** BEGIN **
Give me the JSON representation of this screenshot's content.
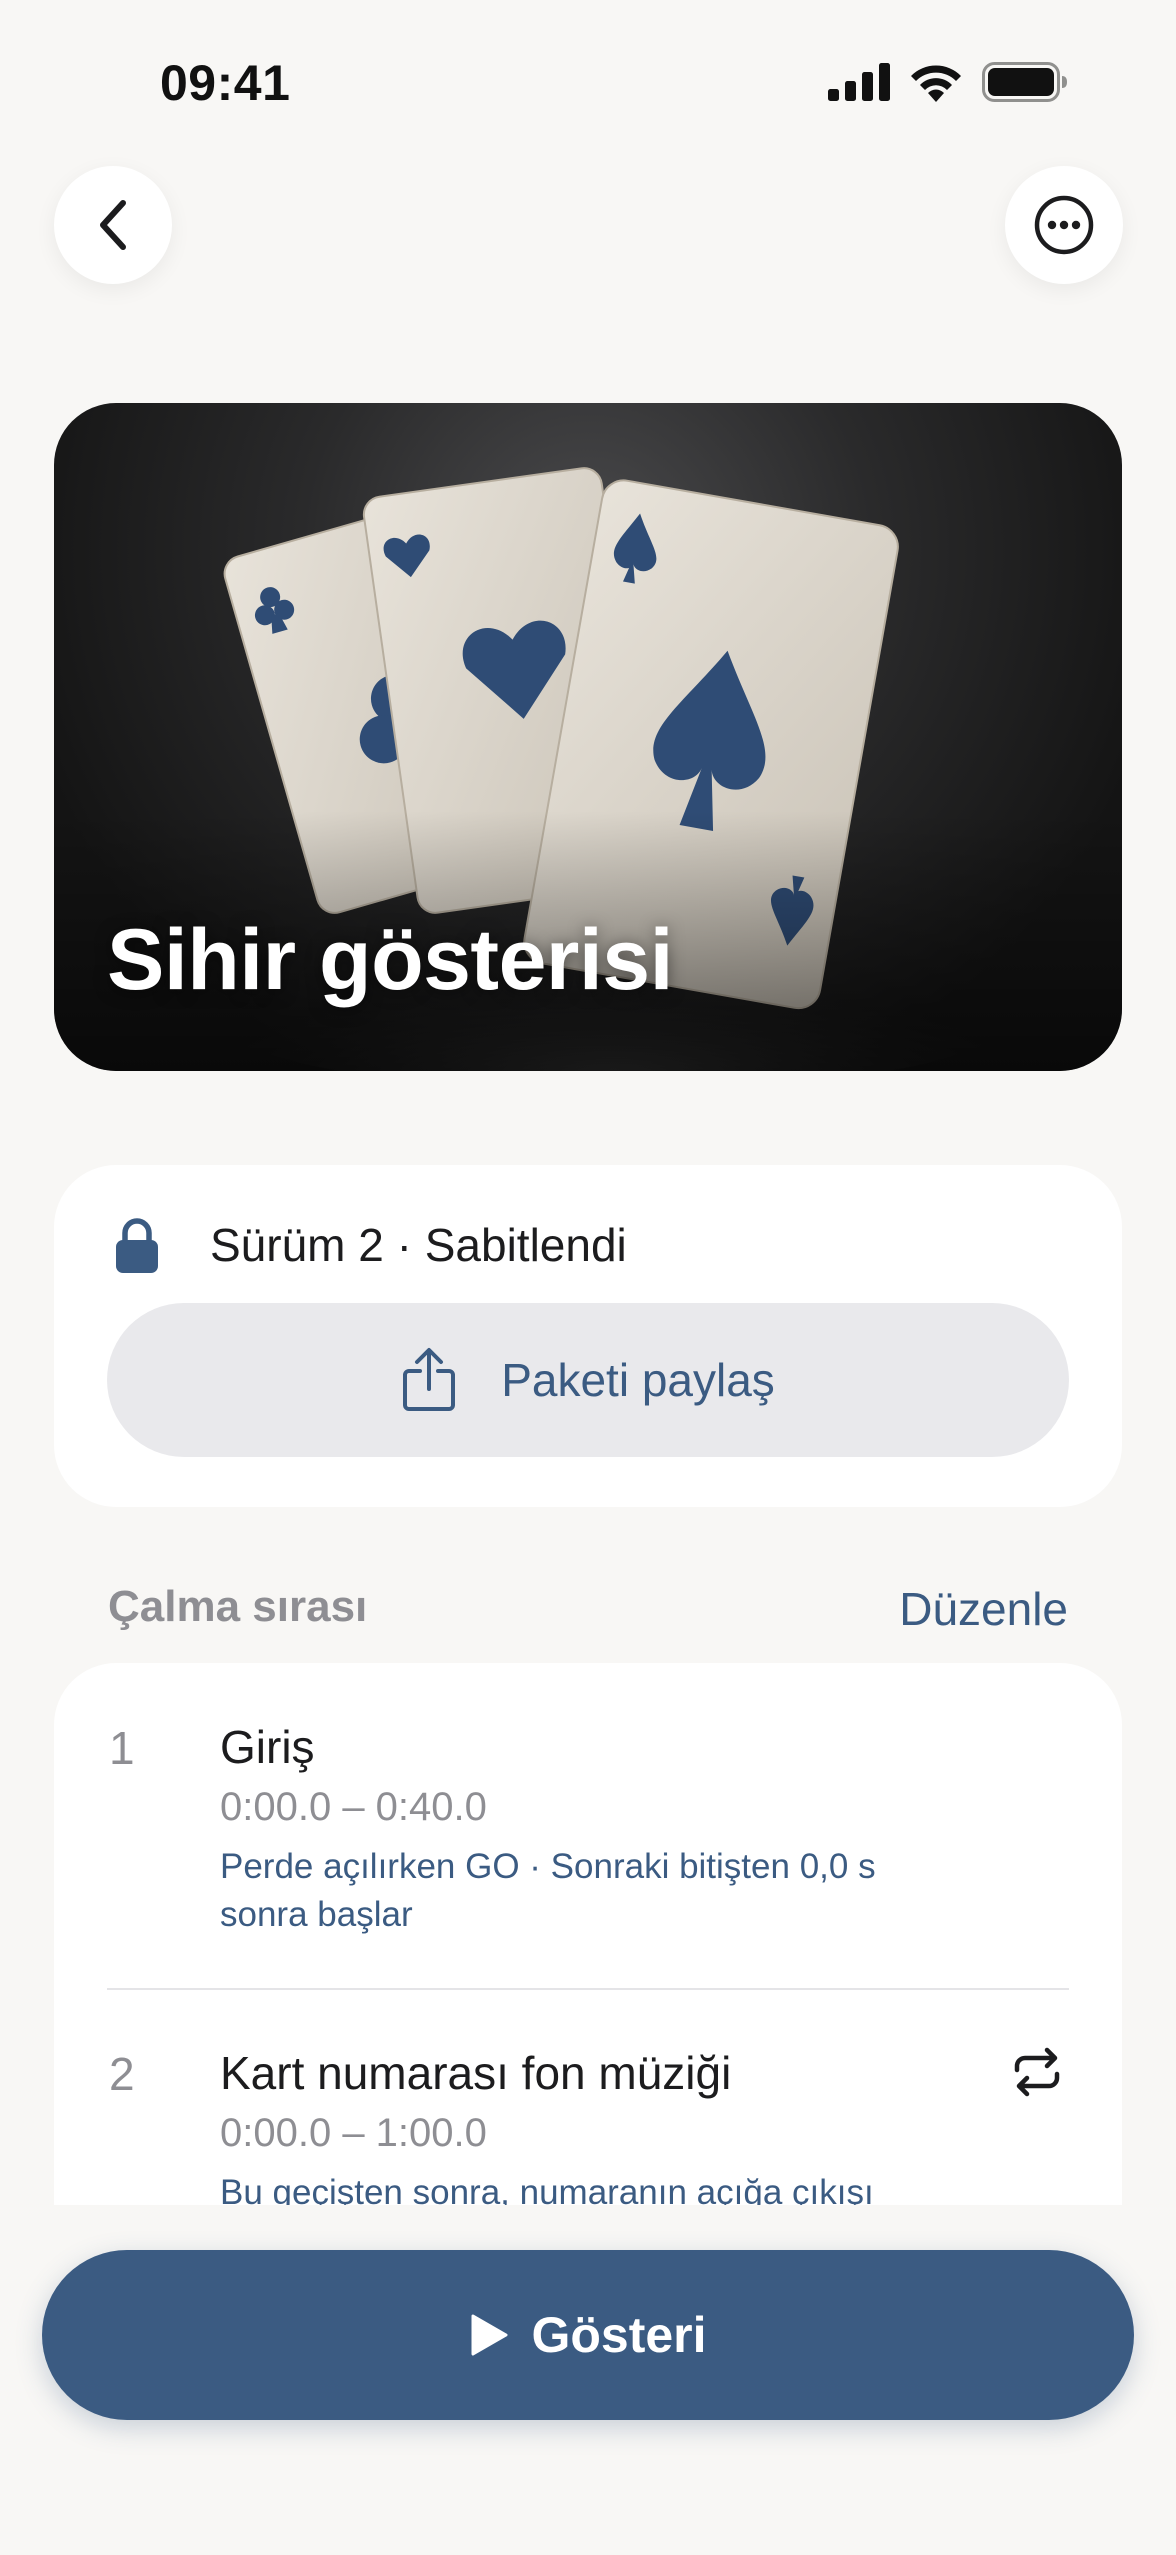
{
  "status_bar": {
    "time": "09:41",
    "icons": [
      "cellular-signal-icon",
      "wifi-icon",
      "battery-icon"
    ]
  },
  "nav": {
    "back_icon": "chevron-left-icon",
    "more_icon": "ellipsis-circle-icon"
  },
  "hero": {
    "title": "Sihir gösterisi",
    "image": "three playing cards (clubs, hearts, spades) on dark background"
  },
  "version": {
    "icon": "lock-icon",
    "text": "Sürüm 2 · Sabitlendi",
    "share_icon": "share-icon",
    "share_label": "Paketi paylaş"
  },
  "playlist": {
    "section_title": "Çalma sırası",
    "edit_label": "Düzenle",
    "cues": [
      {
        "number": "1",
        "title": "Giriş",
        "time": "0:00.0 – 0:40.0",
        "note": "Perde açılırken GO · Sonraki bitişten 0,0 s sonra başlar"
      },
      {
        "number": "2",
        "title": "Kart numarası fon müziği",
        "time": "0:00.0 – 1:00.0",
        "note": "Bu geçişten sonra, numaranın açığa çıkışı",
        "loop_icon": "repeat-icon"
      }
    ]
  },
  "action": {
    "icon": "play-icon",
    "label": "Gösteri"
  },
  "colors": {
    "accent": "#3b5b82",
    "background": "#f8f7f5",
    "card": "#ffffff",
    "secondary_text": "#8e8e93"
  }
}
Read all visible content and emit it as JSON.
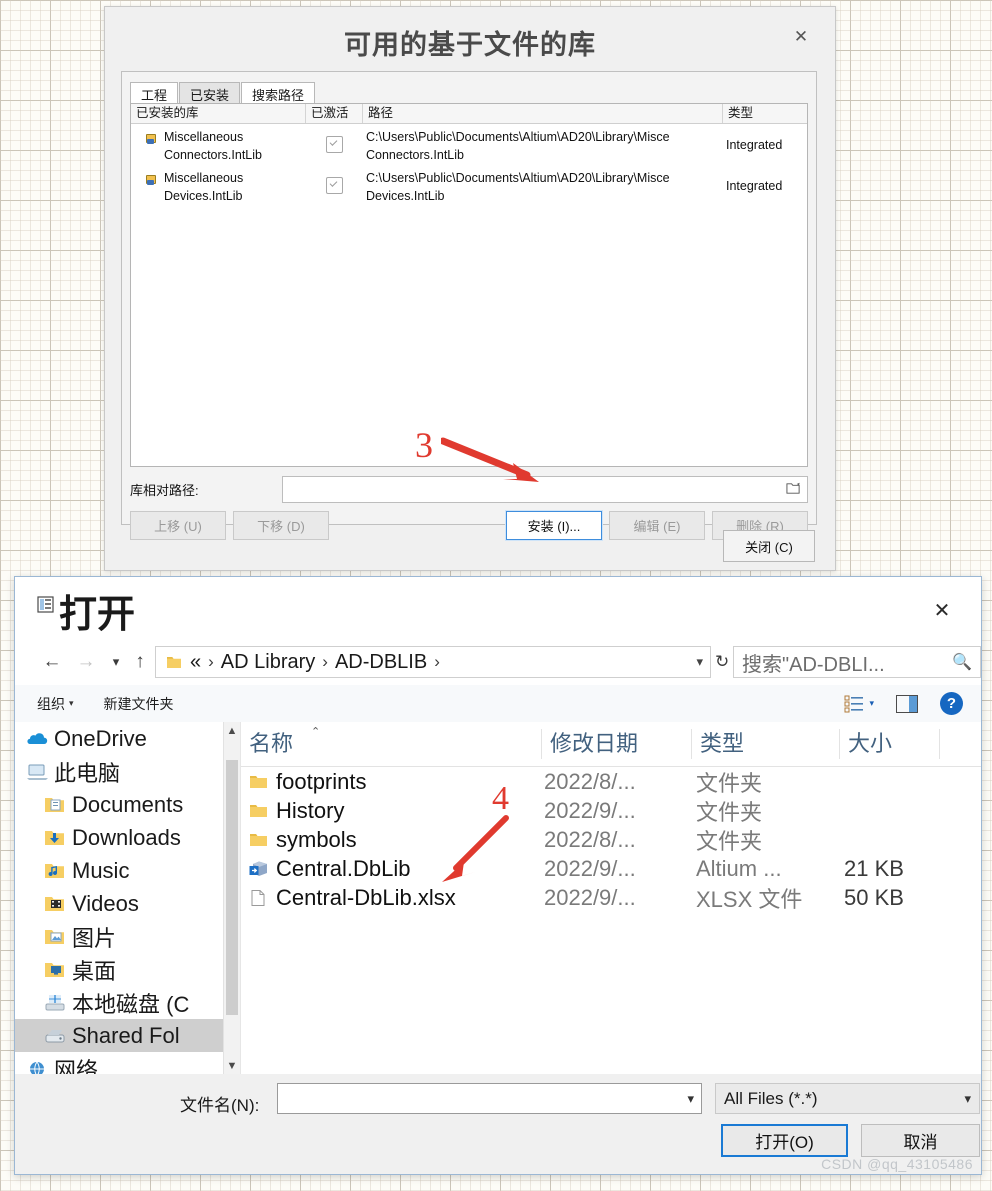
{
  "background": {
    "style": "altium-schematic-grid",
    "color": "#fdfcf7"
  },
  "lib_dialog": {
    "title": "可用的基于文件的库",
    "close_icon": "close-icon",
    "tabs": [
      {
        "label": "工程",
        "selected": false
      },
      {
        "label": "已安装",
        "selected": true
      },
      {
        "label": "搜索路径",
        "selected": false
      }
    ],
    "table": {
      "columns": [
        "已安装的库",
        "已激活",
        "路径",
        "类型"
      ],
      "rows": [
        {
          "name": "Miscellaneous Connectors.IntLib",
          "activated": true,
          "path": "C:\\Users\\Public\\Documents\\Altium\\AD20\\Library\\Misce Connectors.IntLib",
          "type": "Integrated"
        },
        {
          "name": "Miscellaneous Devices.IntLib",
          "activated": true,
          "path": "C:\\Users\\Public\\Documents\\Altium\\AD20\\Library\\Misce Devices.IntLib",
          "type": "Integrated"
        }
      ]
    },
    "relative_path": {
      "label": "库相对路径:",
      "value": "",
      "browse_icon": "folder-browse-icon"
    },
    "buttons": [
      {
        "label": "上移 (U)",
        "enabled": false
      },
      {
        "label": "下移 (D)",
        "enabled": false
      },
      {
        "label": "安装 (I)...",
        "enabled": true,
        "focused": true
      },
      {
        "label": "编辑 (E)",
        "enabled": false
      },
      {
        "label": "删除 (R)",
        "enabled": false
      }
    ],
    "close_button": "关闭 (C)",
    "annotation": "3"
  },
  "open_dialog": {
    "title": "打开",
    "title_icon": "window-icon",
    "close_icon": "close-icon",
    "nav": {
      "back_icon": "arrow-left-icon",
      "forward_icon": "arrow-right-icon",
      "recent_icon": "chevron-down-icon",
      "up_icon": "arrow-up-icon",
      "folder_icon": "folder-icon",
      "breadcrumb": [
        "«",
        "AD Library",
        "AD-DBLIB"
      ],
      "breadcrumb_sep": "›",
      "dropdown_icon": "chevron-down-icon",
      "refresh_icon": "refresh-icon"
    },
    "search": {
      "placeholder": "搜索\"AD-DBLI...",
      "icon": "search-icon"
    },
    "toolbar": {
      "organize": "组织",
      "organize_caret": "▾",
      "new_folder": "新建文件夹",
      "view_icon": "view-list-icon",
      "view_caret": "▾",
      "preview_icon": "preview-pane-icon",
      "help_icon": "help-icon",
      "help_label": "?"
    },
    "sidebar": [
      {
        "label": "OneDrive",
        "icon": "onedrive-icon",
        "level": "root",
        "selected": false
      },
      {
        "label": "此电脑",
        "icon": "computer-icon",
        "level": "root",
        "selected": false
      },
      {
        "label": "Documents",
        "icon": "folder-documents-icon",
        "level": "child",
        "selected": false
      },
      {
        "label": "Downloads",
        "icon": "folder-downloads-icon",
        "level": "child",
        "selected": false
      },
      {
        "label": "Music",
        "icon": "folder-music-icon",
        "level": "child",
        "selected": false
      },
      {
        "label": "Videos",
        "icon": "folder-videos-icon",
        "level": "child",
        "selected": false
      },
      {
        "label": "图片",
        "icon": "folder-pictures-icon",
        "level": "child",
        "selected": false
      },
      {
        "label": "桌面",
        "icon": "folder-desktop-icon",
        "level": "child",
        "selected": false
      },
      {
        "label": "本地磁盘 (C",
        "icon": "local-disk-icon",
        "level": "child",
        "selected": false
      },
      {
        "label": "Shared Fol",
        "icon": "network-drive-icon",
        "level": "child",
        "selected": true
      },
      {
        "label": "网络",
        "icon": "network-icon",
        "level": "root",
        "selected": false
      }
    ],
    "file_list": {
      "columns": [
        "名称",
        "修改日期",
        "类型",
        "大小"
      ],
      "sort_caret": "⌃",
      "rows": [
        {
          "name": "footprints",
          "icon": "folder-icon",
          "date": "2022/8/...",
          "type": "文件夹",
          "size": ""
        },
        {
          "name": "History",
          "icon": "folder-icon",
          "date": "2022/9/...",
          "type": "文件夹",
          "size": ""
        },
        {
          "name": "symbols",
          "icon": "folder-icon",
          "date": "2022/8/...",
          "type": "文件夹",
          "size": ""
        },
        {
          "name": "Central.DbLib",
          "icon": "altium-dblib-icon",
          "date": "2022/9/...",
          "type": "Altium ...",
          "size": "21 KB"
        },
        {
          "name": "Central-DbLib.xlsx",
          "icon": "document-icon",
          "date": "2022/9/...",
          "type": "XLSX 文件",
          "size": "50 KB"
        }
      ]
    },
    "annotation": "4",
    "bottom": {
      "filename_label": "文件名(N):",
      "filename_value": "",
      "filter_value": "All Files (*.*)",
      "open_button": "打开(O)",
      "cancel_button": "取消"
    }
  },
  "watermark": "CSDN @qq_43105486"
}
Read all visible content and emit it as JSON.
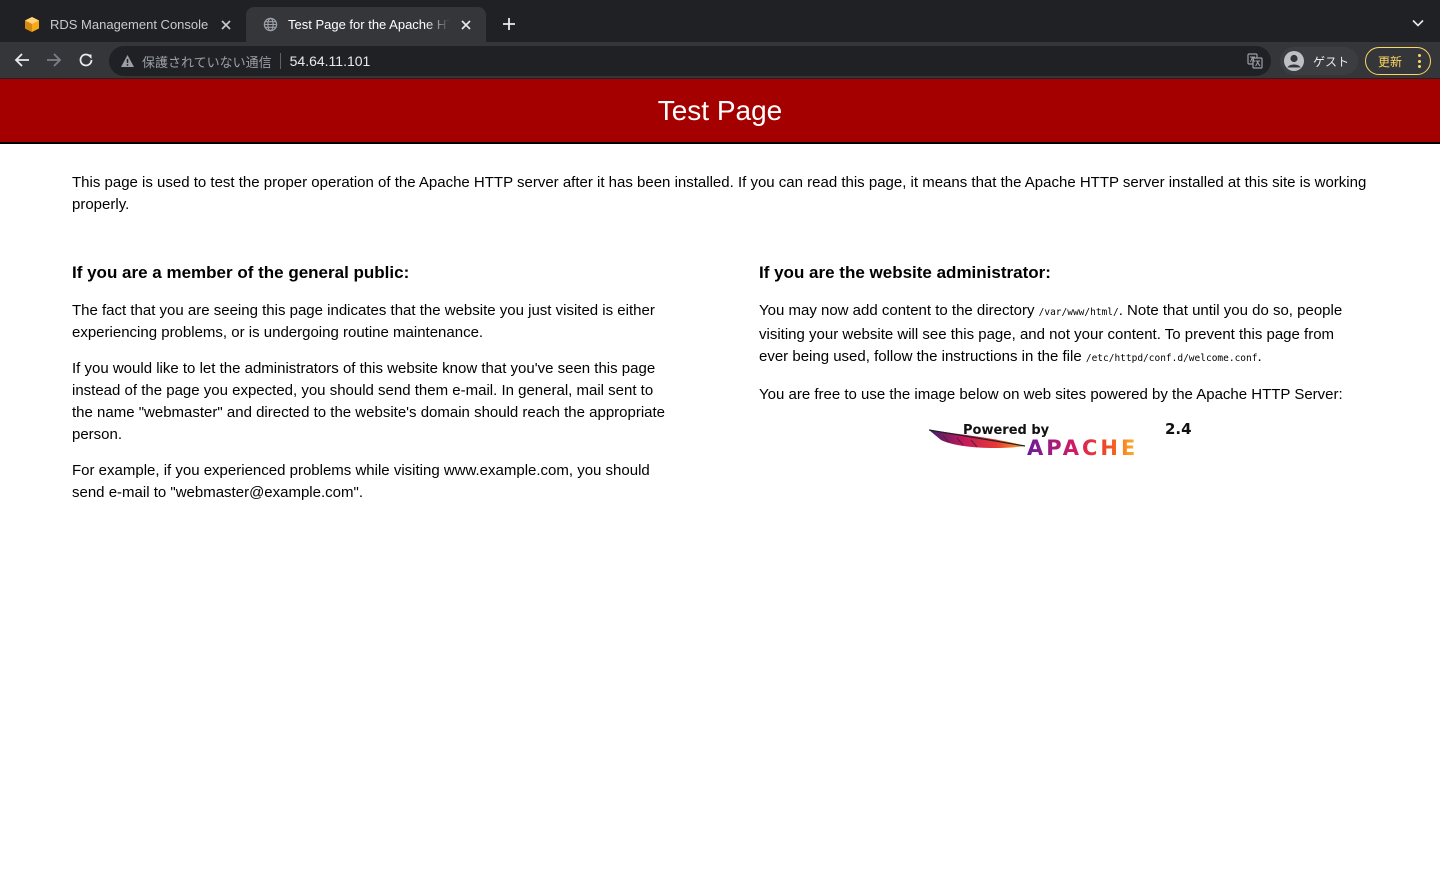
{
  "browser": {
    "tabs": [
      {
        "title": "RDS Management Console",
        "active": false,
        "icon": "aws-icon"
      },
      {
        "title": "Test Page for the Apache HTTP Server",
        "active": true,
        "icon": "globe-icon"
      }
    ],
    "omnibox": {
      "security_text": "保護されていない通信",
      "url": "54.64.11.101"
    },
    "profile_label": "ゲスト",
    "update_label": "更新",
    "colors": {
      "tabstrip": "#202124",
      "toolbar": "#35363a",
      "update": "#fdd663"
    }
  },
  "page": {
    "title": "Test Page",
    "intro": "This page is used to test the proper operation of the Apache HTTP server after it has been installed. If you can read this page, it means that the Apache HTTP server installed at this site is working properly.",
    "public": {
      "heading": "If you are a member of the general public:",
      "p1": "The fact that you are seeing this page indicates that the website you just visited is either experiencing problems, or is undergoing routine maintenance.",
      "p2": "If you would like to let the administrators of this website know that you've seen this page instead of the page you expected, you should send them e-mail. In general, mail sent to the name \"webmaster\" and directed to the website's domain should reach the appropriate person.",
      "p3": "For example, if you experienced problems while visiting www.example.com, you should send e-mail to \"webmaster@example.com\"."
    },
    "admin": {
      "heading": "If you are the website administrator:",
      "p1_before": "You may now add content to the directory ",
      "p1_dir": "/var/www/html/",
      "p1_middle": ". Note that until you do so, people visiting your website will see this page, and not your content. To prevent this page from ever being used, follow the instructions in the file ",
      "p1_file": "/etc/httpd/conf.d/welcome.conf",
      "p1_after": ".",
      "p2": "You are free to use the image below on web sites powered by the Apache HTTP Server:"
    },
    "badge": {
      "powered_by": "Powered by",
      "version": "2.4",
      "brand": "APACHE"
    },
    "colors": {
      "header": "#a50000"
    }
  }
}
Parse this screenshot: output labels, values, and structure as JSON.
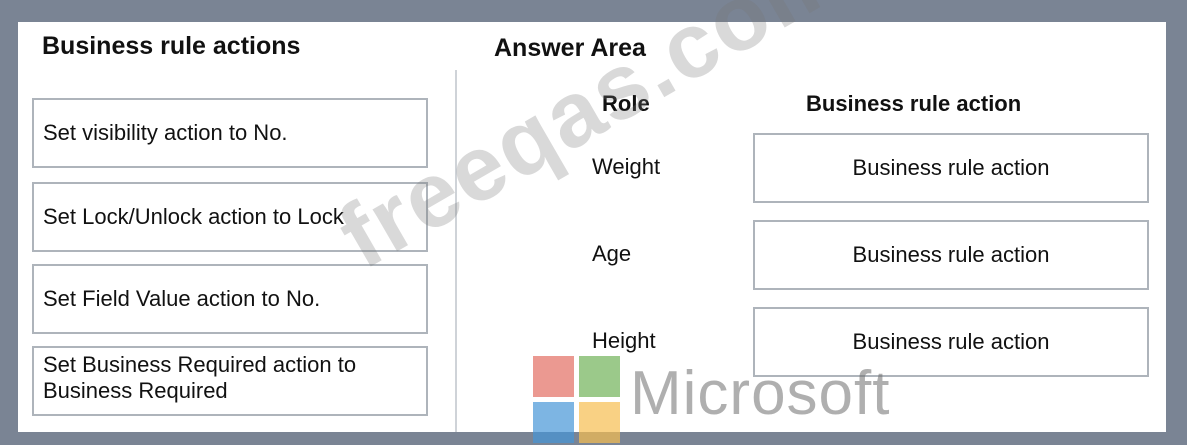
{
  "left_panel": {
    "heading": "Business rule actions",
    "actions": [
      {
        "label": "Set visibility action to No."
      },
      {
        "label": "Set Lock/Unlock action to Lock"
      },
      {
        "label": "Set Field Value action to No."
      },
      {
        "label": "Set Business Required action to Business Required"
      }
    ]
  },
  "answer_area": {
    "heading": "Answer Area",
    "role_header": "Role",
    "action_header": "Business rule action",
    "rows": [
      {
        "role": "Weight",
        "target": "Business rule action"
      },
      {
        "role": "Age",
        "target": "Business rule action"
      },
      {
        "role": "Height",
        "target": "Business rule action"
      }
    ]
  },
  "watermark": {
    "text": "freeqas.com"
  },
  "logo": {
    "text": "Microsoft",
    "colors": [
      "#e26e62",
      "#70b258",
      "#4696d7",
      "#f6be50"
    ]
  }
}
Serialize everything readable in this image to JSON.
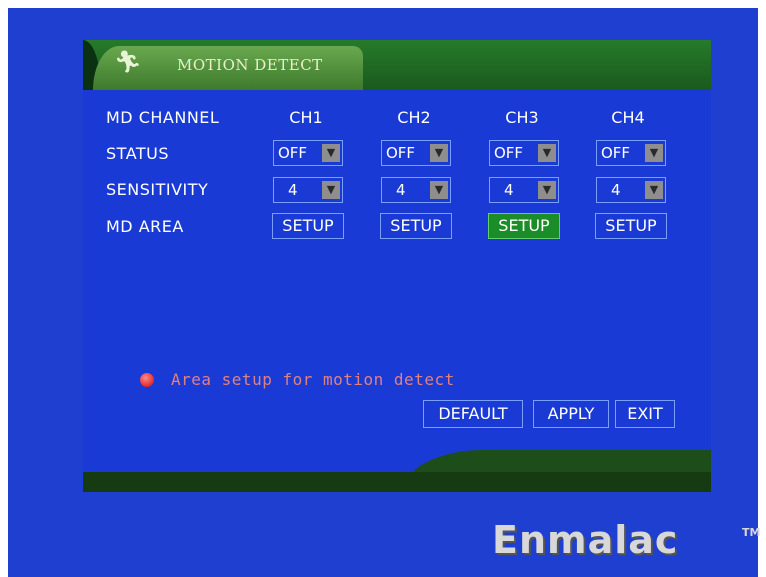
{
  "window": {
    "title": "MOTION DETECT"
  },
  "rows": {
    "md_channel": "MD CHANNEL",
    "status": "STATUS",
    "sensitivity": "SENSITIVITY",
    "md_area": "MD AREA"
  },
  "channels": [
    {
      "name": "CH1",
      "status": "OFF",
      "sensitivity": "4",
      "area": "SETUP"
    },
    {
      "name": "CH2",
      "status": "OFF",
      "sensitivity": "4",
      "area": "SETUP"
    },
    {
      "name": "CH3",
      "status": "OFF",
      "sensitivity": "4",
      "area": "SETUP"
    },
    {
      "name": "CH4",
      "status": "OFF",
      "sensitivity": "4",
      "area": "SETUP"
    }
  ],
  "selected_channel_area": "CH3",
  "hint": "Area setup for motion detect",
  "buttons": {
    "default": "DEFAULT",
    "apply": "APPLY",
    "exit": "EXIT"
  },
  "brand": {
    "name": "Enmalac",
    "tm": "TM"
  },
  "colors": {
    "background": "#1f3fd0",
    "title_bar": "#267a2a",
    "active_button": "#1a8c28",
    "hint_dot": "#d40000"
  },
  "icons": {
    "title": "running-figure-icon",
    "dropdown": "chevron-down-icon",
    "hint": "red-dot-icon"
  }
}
** END **
Request:
Return every line above that contains the word "general".

The reply:
      "heading": "If you are a member of the general public:",
      "p2": "If you would like to let the administrators of this website know that you've seen this page instead of the page you expected, you should send them e-mail. In general, mail sent to the name \"webmaster\" and directed to the website's domain should reach the appropriate person.",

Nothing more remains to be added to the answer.